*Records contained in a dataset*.
◇ ◇ ◇ ◇ ◇

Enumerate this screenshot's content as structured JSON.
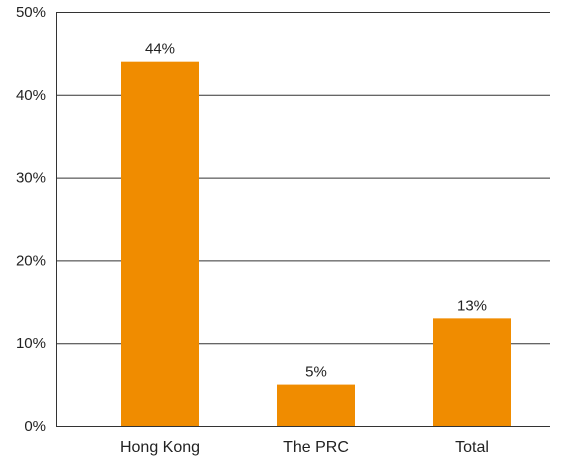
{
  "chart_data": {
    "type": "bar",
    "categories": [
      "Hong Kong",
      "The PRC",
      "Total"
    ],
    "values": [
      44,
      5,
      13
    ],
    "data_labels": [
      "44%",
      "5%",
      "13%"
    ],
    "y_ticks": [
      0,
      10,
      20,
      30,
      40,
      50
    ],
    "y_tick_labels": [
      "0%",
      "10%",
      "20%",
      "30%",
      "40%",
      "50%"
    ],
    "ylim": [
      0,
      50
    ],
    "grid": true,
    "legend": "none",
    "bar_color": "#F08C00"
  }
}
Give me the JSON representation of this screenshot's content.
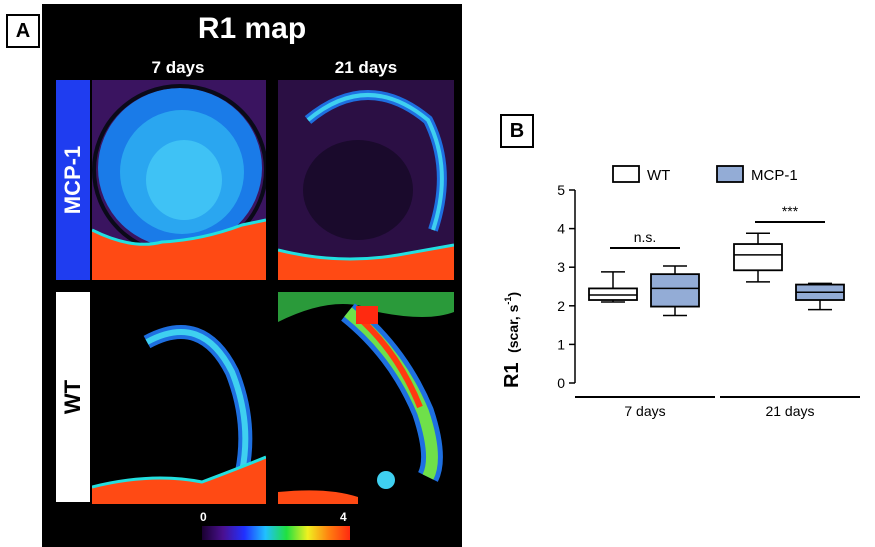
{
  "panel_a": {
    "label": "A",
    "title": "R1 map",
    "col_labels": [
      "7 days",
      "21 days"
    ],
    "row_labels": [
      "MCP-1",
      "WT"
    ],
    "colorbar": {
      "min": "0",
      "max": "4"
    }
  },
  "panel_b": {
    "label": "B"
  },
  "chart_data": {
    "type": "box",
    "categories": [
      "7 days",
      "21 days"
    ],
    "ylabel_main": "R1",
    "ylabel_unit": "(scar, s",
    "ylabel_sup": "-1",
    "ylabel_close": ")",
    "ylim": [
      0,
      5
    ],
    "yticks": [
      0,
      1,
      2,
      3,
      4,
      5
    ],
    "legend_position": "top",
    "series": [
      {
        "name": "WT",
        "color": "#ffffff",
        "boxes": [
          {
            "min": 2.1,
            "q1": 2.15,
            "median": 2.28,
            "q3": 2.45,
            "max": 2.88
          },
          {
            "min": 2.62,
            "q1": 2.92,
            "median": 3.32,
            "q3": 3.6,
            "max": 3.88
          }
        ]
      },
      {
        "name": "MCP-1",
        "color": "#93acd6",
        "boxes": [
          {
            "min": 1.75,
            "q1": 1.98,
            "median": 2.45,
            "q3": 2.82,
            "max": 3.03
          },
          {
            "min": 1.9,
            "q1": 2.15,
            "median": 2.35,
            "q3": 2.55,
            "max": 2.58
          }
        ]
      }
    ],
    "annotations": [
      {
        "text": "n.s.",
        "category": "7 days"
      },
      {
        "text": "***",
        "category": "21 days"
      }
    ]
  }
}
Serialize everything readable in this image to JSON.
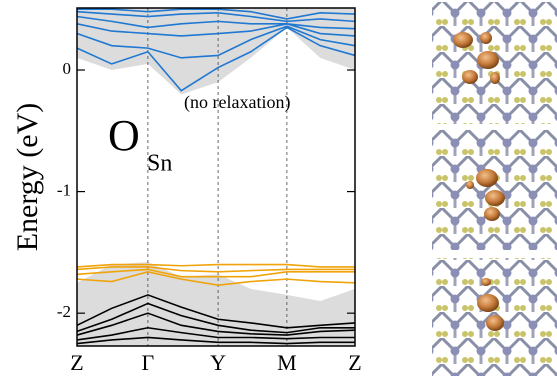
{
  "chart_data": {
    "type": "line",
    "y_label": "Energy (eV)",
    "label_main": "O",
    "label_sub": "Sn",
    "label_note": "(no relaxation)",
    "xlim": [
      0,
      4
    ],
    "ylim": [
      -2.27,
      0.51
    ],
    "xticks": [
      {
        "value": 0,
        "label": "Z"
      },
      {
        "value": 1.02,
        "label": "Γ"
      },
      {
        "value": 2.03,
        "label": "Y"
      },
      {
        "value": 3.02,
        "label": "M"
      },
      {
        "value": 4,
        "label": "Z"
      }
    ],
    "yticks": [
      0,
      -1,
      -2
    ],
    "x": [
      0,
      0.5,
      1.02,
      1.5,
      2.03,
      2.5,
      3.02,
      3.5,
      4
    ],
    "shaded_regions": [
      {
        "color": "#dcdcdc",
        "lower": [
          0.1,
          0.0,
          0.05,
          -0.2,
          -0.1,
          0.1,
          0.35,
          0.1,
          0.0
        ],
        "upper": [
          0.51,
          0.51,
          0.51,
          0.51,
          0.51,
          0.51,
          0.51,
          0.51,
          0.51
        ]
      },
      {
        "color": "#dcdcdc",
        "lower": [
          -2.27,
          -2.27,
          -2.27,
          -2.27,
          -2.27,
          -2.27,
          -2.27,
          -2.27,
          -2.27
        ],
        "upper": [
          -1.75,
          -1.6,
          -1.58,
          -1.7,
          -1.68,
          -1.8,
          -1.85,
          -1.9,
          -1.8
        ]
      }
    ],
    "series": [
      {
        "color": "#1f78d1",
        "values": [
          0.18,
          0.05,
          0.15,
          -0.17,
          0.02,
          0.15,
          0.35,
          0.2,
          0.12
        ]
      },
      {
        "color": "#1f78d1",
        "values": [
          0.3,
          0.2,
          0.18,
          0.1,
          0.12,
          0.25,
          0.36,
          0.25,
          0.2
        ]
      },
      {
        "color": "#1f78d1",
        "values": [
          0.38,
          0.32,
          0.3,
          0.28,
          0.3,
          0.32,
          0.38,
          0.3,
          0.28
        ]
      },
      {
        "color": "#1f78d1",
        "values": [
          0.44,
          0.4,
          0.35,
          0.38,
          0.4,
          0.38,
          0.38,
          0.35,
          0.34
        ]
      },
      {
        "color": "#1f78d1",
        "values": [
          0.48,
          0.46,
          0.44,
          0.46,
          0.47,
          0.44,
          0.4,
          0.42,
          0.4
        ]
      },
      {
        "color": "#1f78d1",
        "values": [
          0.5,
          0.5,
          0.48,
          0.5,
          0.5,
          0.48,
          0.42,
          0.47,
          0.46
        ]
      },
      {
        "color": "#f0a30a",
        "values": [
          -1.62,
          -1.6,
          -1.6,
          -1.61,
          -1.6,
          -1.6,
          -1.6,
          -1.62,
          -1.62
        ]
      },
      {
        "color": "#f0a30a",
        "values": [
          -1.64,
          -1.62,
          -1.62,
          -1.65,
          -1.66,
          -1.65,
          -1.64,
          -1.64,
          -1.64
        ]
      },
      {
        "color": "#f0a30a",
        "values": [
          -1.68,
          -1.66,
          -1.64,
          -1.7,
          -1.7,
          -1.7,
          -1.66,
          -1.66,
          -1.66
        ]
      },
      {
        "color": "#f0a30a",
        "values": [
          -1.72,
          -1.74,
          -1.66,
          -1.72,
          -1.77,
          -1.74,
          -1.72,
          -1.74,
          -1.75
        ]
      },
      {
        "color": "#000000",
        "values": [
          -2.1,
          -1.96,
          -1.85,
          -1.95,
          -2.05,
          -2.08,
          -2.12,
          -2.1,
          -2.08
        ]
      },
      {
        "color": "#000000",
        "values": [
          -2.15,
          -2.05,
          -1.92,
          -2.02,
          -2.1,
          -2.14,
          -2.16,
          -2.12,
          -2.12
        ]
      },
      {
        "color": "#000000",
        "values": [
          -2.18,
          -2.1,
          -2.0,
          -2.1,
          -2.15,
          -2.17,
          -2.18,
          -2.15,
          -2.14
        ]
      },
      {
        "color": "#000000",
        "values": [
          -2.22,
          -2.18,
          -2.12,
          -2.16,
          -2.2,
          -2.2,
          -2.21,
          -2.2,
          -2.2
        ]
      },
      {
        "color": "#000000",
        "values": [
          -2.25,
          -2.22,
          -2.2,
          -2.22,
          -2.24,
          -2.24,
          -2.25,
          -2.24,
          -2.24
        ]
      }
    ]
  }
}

◇ ◇ ◇ ◇ ◇

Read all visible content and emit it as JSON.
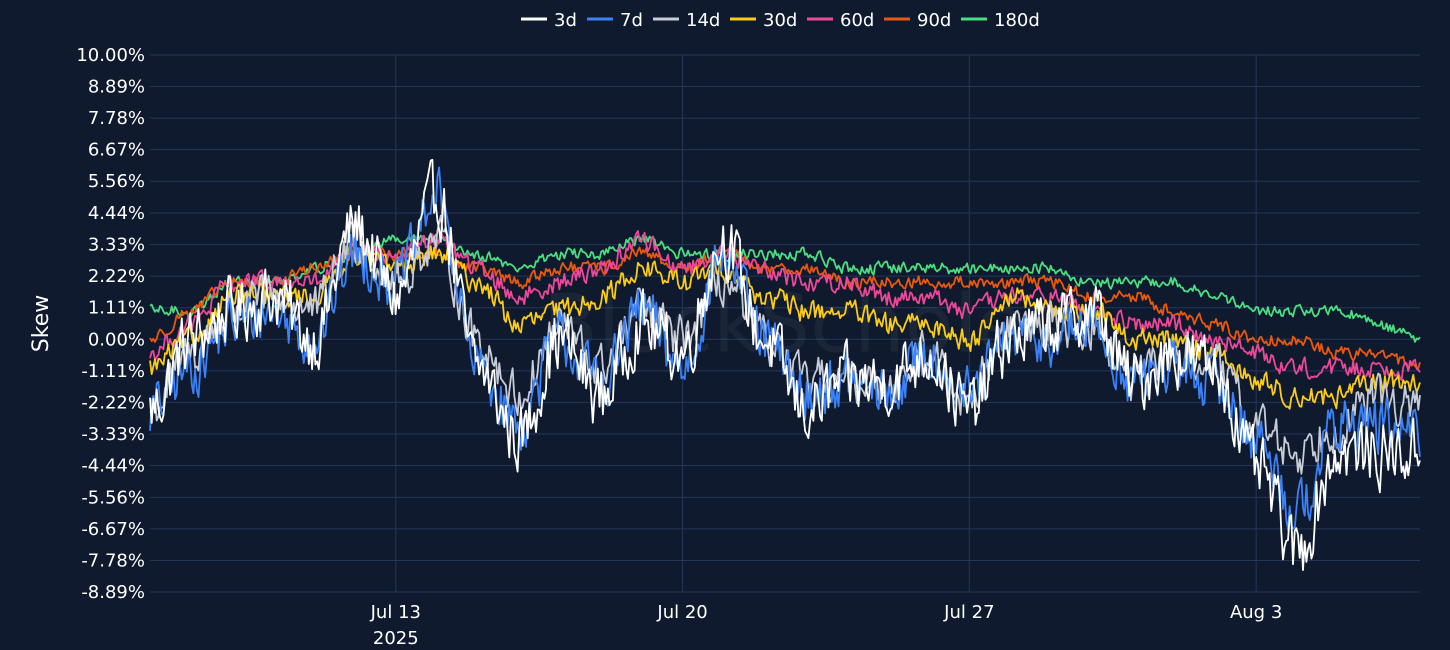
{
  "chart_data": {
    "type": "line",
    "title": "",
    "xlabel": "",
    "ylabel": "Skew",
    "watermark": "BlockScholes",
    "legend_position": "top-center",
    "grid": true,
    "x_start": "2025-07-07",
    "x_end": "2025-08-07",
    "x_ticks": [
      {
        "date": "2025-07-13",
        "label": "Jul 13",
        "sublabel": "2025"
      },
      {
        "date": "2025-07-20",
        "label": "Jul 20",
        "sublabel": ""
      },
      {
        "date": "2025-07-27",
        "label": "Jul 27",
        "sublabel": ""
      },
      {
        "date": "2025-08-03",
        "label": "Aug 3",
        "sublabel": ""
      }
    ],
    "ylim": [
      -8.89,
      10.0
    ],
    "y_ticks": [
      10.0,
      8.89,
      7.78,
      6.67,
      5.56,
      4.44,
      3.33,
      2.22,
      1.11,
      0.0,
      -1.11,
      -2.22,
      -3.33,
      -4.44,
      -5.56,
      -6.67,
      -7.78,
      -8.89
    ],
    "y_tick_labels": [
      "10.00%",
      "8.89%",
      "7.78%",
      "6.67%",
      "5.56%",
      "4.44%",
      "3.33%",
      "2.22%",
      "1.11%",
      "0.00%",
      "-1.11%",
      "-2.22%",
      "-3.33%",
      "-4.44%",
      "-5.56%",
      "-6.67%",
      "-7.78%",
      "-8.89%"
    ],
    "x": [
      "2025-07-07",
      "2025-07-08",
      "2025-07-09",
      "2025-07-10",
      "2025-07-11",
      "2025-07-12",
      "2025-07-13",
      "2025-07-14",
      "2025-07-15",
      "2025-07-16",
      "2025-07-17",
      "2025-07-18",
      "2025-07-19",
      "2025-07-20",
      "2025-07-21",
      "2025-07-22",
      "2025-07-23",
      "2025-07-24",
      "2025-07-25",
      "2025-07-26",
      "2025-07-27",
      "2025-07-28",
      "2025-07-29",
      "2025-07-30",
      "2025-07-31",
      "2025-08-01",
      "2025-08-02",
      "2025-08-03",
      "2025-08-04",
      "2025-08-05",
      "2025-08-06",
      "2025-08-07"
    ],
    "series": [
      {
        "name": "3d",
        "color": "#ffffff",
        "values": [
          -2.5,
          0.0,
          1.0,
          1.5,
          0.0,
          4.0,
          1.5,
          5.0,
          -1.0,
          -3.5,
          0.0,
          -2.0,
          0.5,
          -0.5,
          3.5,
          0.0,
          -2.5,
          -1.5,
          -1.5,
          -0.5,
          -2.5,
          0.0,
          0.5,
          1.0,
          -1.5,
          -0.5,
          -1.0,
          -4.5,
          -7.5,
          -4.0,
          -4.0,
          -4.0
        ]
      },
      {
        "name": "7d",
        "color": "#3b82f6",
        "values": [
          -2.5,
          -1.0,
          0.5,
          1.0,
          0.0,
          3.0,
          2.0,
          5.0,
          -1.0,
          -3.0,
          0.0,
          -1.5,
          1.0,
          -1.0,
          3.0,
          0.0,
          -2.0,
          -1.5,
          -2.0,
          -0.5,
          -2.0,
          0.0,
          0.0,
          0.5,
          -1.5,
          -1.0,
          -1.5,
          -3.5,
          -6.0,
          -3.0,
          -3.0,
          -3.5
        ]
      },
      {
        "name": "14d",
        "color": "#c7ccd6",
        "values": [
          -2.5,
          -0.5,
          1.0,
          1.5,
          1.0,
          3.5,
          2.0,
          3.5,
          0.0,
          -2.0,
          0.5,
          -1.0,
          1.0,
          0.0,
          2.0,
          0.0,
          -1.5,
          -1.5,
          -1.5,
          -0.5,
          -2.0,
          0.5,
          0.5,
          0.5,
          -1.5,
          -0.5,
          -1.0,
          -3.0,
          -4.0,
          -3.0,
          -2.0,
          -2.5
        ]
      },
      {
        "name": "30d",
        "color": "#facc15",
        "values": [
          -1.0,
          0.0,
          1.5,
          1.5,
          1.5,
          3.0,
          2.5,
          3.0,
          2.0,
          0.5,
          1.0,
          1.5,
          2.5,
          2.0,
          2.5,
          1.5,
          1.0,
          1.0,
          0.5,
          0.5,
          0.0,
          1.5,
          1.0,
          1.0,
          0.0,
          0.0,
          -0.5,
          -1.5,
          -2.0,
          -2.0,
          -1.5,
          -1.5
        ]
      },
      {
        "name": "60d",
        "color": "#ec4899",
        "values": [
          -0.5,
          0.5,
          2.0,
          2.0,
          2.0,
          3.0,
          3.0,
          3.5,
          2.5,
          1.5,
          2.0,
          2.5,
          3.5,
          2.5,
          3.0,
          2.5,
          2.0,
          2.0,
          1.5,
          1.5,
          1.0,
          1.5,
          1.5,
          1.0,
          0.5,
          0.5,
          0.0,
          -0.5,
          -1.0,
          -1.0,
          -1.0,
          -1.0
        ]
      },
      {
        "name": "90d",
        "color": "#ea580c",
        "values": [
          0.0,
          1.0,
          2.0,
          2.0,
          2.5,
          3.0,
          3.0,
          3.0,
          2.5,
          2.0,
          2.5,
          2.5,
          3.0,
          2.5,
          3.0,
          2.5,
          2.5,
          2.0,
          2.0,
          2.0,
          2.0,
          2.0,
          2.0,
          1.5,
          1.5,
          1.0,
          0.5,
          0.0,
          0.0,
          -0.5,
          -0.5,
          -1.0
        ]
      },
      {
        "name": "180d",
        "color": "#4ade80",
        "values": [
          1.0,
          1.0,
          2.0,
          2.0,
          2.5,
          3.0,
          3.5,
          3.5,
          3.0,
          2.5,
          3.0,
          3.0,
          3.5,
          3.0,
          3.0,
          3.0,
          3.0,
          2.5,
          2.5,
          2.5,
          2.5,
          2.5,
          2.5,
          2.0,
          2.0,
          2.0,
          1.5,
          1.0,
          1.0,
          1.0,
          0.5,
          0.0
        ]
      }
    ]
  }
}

◇ ◇ ◇ ◇ ◇

*WHAT TO WORK ON*. Report each line in the data that holds the word "this".

*REPLY TO THE TASK*.
Enumerate this screenshot's content as structured JSON.
Give me the JSON representation of this screenshot's content.
Serialize everything readable in this image to JSON.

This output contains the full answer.